-------- Information shown
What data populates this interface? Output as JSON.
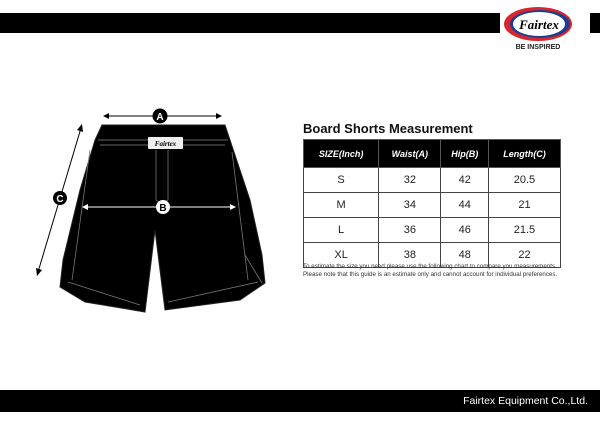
{
  "brand": {
    "logo_text": "Fairtex",
    "tagline": "BE INSPIRED",
    "colors": {
      "red": "#d7262e",
      "blue": "#1f3d8f"
    }
  },
  "diagram": {
    "labels": [
      "A",
      "B",
      "C"
    ],
    "waistband_logo": "Fairtex"
  },
  "chart_title": "Board Shorts Measurement",
  "table": {
    "headers": [
      "SIZE(Inch)",
      "Waist(A)",
      "Hip(B)",
      "Length(C)"
    ],
    "rows": [
      [
        "S",
        "32",
        "42",
        "20.5"
      ],
      [
        "M",
        "34",
        "44",
        "21"
      ],
      [
        "L",
        "36",
        "46",
        "21.5"
      ],
      [
        "XL",
        "38",
        "48",
        "22"
      ]
    ]
  },
  "note": [
    "To estimate the size you need please use the following chart to compare you measurements.",
    "Please note that this guide is an estimate only and cannot account for individual preferences."
  ],
  "footer": "Fairtex Equipment Co.,Ltd."
}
----------------
_Exercise_
Pull out every line of the records that includes the string "Fairtex".

_Full answer_
    "logo_text": "Fairtex",
    "waistband_logo": "Fairtex"
  "footer": "Fairtex Equipment Co.,Ltd."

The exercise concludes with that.